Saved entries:
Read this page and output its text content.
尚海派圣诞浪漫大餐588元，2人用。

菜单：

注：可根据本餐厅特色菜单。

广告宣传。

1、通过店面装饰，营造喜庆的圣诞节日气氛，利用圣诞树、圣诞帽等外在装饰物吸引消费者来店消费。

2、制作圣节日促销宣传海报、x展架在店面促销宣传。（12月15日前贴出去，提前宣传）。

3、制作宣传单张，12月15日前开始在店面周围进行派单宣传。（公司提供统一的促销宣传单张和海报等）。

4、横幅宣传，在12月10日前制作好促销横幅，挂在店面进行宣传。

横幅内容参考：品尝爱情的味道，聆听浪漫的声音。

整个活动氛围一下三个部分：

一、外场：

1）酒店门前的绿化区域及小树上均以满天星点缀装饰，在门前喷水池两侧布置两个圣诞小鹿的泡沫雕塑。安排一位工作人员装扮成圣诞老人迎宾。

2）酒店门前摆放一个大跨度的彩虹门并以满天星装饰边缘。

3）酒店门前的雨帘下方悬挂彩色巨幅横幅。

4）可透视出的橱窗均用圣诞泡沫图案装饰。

§ EXERCISE GOAL
Extract the entries above verbatim.

§ OUTPUT OF THE TASK
Read this page and output its text content.
尚海派圣诞浪漫大餐588元，2人用。

菜单：

注：可根据本餐厅特色菜单。

广告宣传。

1、通过店面装饰，营造喜庆的圣诞节日气氛，利用圣诞树、圣诞帽等外在装饰物吸引消费者来店消费。

2、制作圣节日促销宣传海报、x展架在店面促销宣传。（12月15日前贴出去，提前宣传）。

3、制作宣传单张，12月15日前开始在店面周围进行派单宣传。（公司提供统一的促销宣传单张和海报等）。

4、横幅宣传，在12月10日前制作好促销横幅，挂在店面进行宣传。

横幅内容参考：品尝爱情的味道，聆听浪漫的声音。

整个活动氛围一下三个部分：

一、外场：

1）酒店门前的绿化区域及小树上均以满天星点缀装饰，在门前喷水池两侧布置两个圣诞小鹿的泡沫雕塑。安排一位工作人员装扮成圣诞老人迎宾。

2）酒店门前摆放一个大跨度的彩虹门并以满天星装饰边缘。

3）酒店门前的雨帘下方悬挂彩色巨幅横幅。

4）可透视出的橱窗均用圣诞泡沫图案装饰。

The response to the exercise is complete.